* ROWS *
-------------------------
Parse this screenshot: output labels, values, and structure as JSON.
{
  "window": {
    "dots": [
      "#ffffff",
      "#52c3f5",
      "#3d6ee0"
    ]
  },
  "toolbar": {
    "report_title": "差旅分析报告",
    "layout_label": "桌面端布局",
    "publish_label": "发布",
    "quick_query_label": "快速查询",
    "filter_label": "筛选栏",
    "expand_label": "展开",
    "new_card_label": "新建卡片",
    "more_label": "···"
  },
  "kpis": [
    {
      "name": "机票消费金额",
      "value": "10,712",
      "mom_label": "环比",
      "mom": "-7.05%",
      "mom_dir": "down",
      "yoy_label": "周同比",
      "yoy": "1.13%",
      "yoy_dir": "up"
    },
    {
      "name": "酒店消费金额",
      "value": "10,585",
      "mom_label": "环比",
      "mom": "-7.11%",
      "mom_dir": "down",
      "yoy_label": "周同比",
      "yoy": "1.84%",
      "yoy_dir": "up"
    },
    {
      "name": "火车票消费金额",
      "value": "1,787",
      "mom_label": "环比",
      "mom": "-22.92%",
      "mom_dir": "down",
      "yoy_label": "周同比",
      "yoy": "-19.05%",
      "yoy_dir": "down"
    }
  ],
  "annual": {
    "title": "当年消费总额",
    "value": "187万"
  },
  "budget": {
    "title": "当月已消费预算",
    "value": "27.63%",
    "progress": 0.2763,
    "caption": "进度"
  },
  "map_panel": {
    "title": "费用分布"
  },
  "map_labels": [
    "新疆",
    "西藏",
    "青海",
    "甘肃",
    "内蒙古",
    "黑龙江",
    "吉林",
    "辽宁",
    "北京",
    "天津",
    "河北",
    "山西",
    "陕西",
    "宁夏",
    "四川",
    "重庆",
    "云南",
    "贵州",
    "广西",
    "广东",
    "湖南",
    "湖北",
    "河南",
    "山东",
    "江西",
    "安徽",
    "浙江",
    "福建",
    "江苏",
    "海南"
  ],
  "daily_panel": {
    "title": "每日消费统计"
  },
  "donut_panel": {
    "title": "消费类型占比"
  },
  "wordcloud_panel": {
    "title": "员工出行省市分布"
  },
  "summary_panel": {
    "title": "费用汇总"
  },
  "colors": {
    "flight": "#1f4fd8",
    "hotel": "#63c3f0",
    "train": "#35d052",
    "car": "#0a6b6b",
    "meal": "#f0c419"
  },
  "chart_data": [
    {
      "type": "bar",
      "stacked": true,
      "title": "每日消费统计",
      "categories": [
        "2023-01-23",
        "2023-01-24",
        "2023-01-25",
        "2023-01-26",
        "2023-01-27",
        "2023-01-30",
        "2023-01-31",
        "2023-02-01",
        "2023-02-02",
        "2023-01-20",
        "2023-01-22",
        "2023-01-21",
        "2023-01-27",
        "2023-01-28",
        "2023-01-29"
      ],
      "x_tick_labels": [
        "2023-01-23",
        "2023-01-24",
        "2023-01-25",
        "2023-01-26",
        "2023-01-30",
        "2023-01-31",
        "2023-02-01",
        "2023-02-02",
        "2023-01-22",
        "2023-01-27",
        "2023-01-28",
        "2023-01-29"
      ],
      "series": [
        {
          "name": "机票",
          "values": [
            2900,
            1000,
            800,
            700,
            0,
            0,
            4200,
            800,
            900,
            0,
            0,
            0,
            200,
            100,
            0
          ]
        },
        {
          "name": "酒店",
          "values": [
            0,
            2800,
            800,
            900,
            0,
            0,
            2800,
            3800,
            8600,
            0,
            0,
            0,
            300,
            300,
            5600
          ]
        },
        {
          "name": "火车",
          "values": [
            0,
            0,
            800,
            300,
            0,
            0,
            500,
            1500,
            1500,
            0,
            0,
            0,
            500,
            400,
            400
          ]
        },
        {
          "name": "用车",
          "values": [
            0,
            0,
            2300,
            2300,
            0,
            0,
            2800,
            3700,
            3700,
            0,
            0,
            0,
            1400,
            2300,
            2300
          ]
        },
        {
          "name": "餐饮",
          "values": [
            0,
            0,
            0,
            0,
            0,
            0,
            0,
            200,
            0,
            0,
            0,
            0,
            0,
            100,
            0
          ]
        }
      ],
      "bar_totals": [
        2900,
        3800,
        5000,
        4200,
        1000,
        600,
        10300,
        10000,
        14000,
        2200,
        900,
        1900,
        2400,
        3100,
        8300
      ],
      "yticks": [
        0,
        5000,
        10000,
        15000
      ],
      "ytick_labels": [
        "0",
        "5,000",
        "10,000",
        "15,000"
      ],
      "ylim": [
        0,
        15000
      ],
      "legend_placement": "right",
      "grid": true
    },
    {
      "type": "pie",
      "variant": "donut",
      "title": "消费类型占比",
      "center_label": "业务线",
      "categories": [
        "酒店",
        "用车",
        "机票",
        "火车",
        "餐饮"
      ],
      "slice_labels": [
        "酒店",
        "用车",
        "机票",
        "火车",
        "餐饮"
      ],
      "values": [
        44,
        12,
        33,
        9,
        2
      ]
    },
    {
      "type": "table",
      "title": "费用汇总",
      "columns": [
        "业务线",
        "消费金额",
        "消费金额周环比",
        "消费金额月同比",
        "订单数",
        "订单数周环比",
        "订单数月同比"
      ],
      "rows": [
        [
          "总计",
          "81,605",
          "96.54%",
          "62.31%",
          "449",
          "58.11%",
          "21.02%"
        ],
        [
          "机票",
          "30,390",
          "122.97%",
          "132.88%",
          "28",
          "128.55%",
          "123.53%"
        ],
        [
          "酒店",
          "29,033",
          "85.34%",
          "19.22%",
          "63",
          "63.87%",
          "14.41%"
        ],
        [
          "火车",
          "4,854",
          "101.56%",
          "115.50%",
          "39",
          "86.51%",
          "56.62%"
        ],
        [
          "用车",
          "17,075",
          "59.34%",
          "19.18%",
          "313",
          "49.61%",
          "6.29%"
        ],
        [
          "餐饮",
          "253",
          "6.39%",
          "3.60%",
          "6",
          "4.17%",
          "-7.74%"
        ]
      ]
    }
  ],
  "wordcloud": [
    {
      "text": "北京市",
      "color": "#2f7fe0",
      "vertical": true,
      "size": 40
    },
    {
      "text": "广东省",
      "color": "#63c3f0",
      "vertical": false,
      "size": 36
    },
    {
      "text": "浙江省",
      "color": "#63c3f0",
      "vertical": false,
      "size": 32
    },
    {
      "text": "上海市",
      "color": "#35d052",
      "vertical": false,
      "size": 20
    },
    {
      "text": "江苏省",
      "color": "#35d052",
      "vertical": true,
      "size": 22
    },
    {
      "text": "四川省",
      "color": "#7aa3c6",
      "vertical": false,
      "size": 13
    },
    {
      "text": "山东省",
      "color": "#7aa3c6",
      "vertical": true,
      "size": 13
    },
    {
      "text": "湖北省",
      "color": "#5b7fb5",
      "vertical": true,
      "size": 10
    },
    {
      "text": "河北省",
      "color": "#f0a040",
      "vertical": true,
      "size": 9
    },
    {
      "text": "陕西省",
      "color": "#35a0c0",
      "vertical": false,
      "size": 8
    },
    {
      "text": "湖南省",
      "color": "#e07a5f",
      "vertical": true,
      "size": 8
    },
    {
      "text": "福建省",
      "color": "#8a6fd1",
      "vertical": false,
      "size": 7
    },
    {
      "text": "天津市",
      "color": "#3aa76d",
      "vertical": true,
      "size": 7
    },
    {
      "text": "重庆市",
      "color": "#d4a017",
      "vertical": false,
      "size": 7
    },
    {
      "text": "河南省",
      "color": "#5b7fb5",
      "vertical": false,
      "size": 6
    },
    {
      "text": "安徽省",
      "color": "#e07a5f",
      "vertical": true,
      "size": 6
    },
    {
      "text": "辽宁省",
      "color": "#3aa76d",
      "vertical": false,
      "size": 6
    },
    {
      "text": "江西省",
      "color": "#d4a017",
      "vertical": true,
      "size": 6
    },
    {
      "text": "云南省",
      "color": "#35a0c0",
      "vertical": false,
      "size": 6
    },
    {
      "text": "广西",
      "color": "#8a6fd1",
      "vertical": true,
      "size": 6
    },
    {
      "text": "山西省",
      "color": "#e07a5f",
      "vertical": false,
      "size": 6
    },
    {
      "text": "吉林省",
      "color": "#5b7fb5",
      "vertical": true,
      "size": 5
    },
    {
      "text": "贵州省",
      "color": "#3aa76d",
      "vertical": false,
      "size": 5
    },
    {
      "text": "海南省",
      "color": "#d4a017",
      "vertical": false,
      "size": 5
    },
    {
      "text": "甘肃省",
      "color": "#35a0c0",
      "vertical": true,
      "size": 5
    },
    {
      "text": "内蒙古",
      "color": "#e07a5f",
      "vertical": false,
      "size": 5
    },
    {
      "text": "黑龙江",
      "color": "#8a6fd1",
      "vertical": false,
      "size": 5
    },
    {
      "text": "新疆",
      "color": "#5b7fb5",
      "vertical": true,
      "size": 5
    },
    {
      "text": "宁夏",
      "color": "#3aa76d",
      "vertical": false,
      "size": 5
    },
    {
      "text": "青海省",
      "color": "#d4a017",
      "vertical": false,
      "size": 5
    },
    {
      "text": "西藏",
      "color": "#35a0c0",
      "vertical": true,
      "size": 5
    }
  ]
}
-------------------------
* THE REQUEST *
All lines of the data above that include the word "name" must be shown.

* SOLUTION *
      "name": "机票消费金额",
      "name": "酒店消费金额",
      "name": "火车票消费金额",
          "name": "机票",
          "name": "酒店",
          "name": "火车",
          "name": "用车",
          "name": "餐饮",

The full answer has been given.